Recorded data:

──────

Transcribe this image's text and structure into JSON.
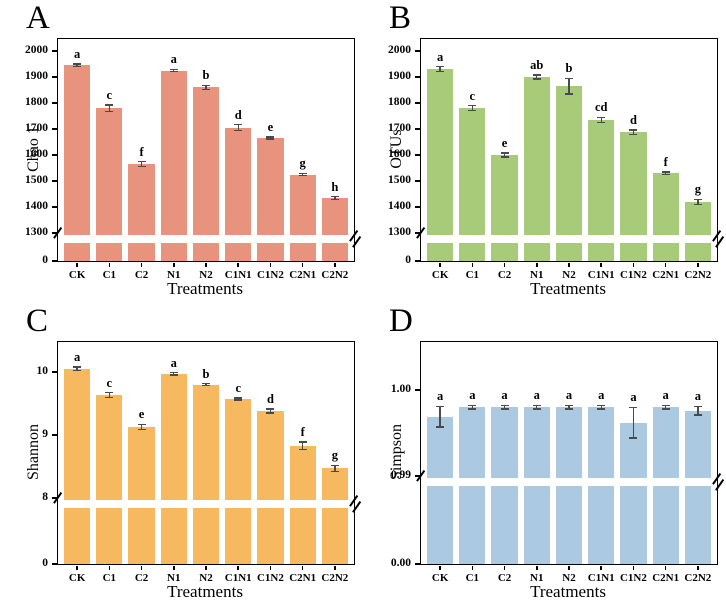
{
  "figure": {
    "background": "#ffffff",
    "frame_color": "#000000",
    "error_bar_color": "#4a4a4a"
  },
  "chart_data": [
    {
      "panel": "A",
      "type": "bar",
      "ylabel": "Chao 1",
      "xlabel": "Treatments",
      "categories": [
        "CK",
        "C1",
        "C2",
        "N1",
        "N2",
        "C1N1",
        "C1N2",
        "C2N1",
        "C2N2"
      ],
      "values": [
        1945,
        1780,
        1565,
        1925,
        1860,
        1705,
        1665,
        1525,
        1435
      ],
      "errors": [
        5,
        12,
        10,
        5,
        8,
        12,
        4,
        5,
        5
      ],
      "sig_letters": [
        "a",
        "c",
        "f",
        "a",
        "b",
        "d",
        "e",
        "g",
        "h"
      ],
      "bar_color": "#E8937E",
      "axis": {
        "broken": true,
        "zero_label": "0",
        "break_value": 1300,
        "upper_ticks": [
          1300,
          1400,
          1500,
          1600,
          1700,
          1800,
          1900,
          2000
        ],
        "upper_tick_labels": [
          "1300",
          "1400",
          "1500",
          "1600",
          "1700",
          "1800",
          "1900",
          "2000"
        ],
        "top_tick_value": 2000,
        "grid": false,
        "legend": "none"
      }
    },
    {
      "panel": "B",
      "type": "bar",
      "ylabel": "OTUs",
      "xlabel": "Treatments",
      "categories": [
        "CK",
        "C1",
        "C2",
        "N1",
        "N2",
        "C1N1",
        "C1N2",
        "C2N1",
        "C2N2"
      ],
      "values": [
        1930,
        1780,
        1600,
        1900,
        1865,
        1735,
        1688,
        1530,
        1420
      ],
      "errors": [
        10,
        10,
        8,
        8,
        30,
        10,
        8,
        5,
        10
      ],
      "sig_letters": [
        "a",
        "c",
        "e",
        "ab",
        "b",
        "cd",
        "d",
        "f",
        "g"
      ],
      "bar_color": "#A8CB7A",
      "axis": {
        "broken": true,
        "zero_label": "0",
        "break_value": 1300,
        "upper_ticks": [
          1300,
          1400,
          1500,
          1600,
          1700,
          1800,
          1900,
          2000
        ],
        "upper_tick_labels": [
          "1300",
          "1400",
          "1500",
          "1600",
          "1700",
          "1800",
          "1900",
          "2000"
        ],
        "top_tick_value": 2000,
        "grid": false,
        "legend": "none"
      }
    },
    {
      "panel": "C",
      "type": "bar",
      "ylabel": "Shannon",
      "xlabel": "Treatments",
      "categories": [
        "CK",
        "C1",
        "C2",
        "N1",
        "N2",
        "C1N1",
        "C1N2",
        "C2N1",
        "C2N2"
      ],
      "values": [
        10.05,
        9.63,
        9.13,
        9.97,
        9.8,
        9.57,
        9.38,
        8.83,
        8.47
      ],
      "errors": [
        0.03,
        0.04,
        0.04,
        0.02,
        0.015,
        0.015,
        0.03,
        0.06,
        0.05
      ],
      "sig_letters": [
        "a",
        "c",
        "e",
        "a",
        "b",
        "c",
        "d",
        "f",
        "g"
      ],
      "bar_color": "#F6B95F",
      "axis": {
        "broken": true,
        "zero_label": "0",
        "break_value": 8,
        "upper_ticks": [
          8,
          9,
          10
        ],
        "upper_tick_labels": [
          "8",
          "9",
          "10"
        ],
        "top_tick_value": 10,
        "grid": false,
        "legend": "none"
      }
    },
    {
      "panel": "D",
      "type": "bar",
      "ylabel": "Simpson",
      "xlabel": "Treatments",
      "categories": [
        "CK",
        "C1",
        "C2",
        "N1",
        "N2",
        "C1N1",
        "C1N2",
        "C2N1",
        "C2N2"
      ],
      "values": [
        0.9969,
        0.998,
        0.998,
        0.998,
        0.998,
        0.998,
        0.9962,
        0.998,
        0.9976
      ],
      "errors": [
        0.0012,
        0.0002,
        0.0002,
        0.0002,
        0.0002,
        0.0002,
        0.0018,
        0.0002,
        0.0005
      ],
      "sig_letters": [
        "a",
        "a",
        "a",
        "a",
        "a",
        "a",
        "a",
        "a",
        "a"
      ],
      "bar_color": "#ABCAE1",
      "axis": {
        "broken": true,
        "zero_label": "0.00",
        "break_value": 0.99,
        "upper_ticks": [
          0.99,
          1.0
        ],
        "upper_tick_labels": [
          "0.99",
          "1.00"
        ],
        "top_tick_value": 1.0,
        "grid": false,
        "legend": "none"
      }
    }
  ]
}
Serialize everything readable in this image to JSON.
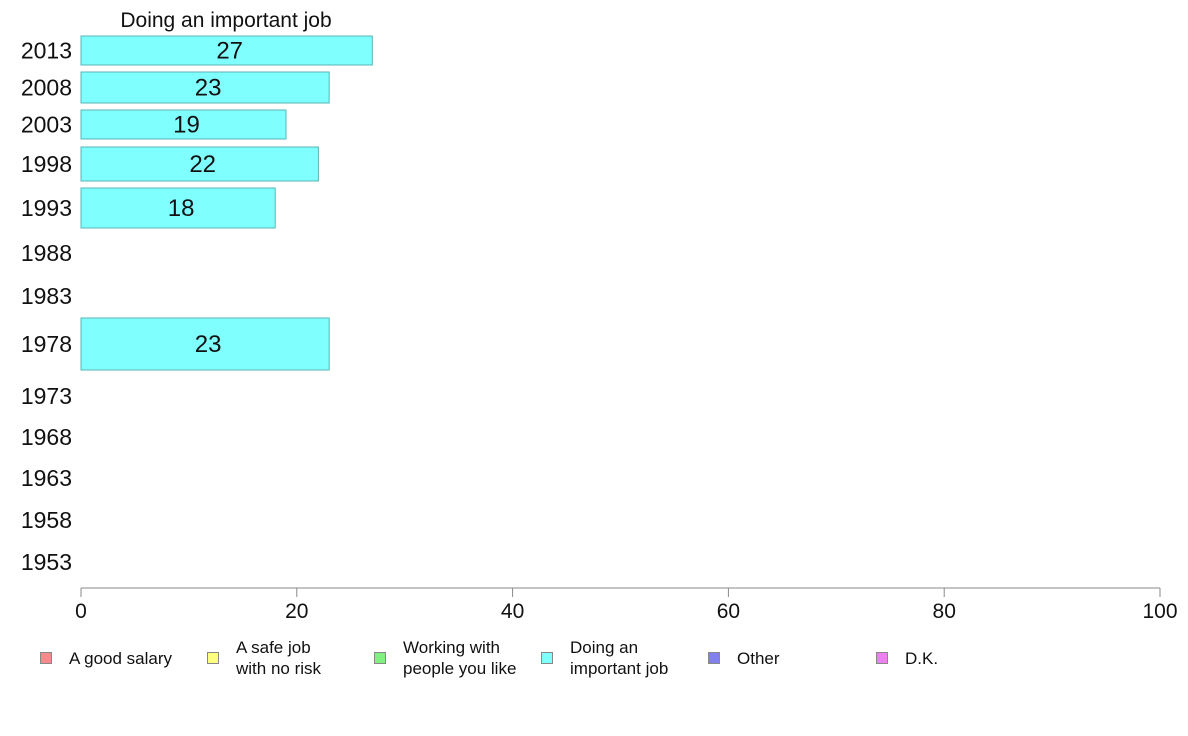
{
  "chart_data": {
    "type": "bar",
    "orientation": "horizontal",
    "title": "Doing an important job",
    "categories": [
      "2013",
      "2008",
      "2003",
      "1998",
      "1993",
      "1988",
      "1983",
      "1978",
      "1973",
      "1968",
      "1963",
      "1958",
      "1953"
    ],
    "values": [
      27,
      23,
      19,
      22,
      18,
      null,
      null,
      23,
      null,
      null,
      null,
      null,
      null
    ],
    "data_labels": [
      "27",
      "23",
      "19",
      "22",
      "18",
      "",
      "",
      "23",
      "",
      "",
      "",
      "",
      ""
    ],
    "xlim": [
      0,
      100
    ],
    "x_ticks": [
      "0",
      "20",
      "40",
      "60",
      "80",
      "100"
    ],
    "bar_color": "#80ffff",
    "bar_border_color": "#5ab4b4",
    "grid": false,
    "legend_placement": "bottom",
    "legend": [
      {
        "label": "A good salary",
        "color": "#f28b8b"
      },
      {
        "label": "A safe job\nwith no risk",
        "color": "#ffff80"
      },
      {
        "label": "Working with\npeople you like",
        "color": "#80f080"
      },
      {
        "label": "Doing an\nimportant job",
        "color": "#80ffff"
      },
      {
        "label": "Other",
        "color": "#8080f0"
      },
      {
        "label": "D.K.",
        "color": "#f080f0"
      }
    ]
  }
}
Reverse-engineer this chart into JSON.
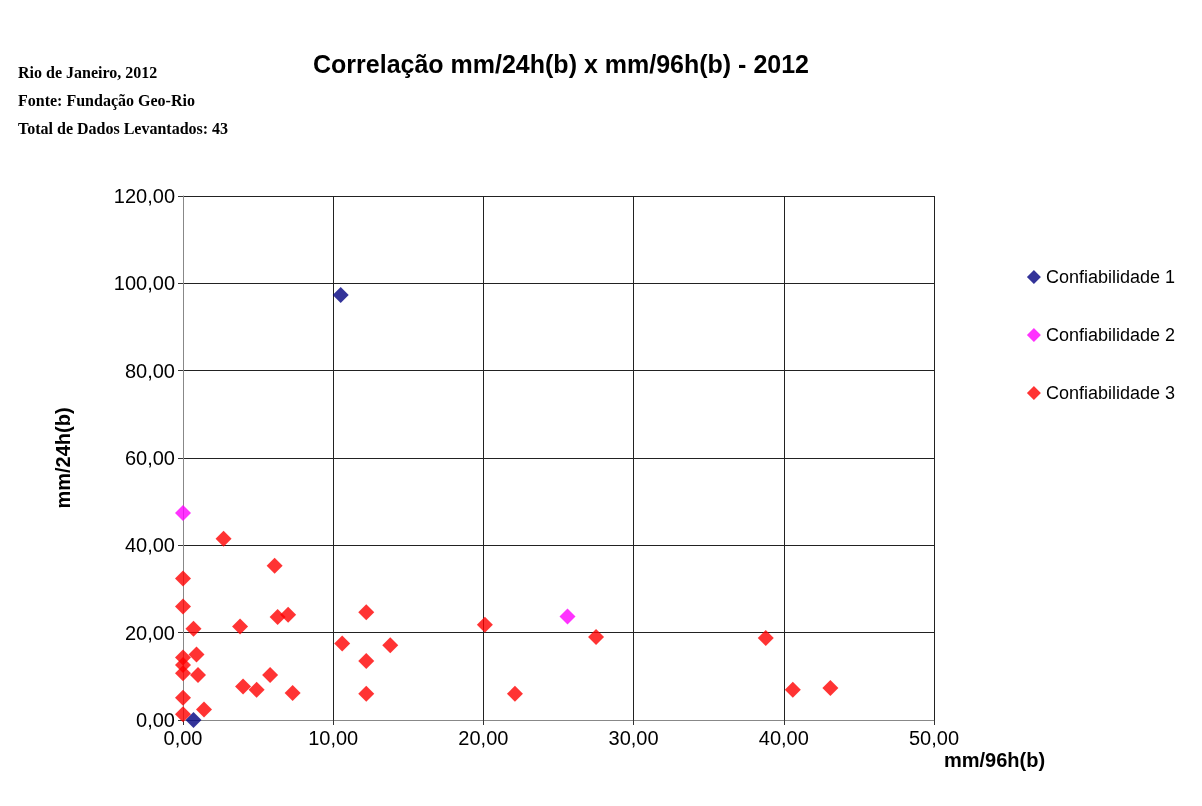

──────

* _Exercise description_: Extract, word for word, every line from the one containing "Serialize everything readable" to the end of the data above, both ends included, and leave out the pictures.

* _Response_:
Serialize everything readable in this image to JSON.
{
  "chart_data": {
    "type": "bar",
    "orientation": "horizontal",
    "title": "Doing an important job",
    "categories": [
      "2013",
      "2008",
      "2003",
      "1998",
      "1993",
      "1988",
      "1983",
      "1978",
      "1973",
      "1968",
      "1963",
      "1958",
      "1953"
    ],
    "values": [
      27,
      23,
      19,
      22,
      18,
      null,
      null,
      23,
      null,
      null,
      null,
      null,
      null
    ],
    "data_labels": [
      "27",
      "23",
      "19",
      "22",
      "18",
      "",
      "",
      "23",
      "",
      "",
      "",
      "",
      ""
    ],
    "xlim": [
      0,
      100
    ],
    "x_ticks": [
      "0",
      "20",
      "40",
      "60",
      "80",
      "100"
    ],
    "bar_color": "#80ffff",
    "bar_border_color": "#5ab4b4",
    "grid": false,
    "legend_placement": "bottom",
    "legend": [
      {
        "label": "A good salary",
        "color": "#f28b8b"
      },
      {
        "label": "A safe job\nwith no risk",
        "color": "#ffff80"
      },
      {
        "label": "Working with\npeople you like",
        "color": "#80f080"
      },
      {
        "label": "Doing an\nimportant job",
        "color": "#80ffff"
      },
      {
        "label": "Other",
        "color": "#8080f0"
      },
      {
        "label": "D.K.",
        "color": "#f080f0"
      }
    ]
  }
}
Reverse-engineer this chart into JSON.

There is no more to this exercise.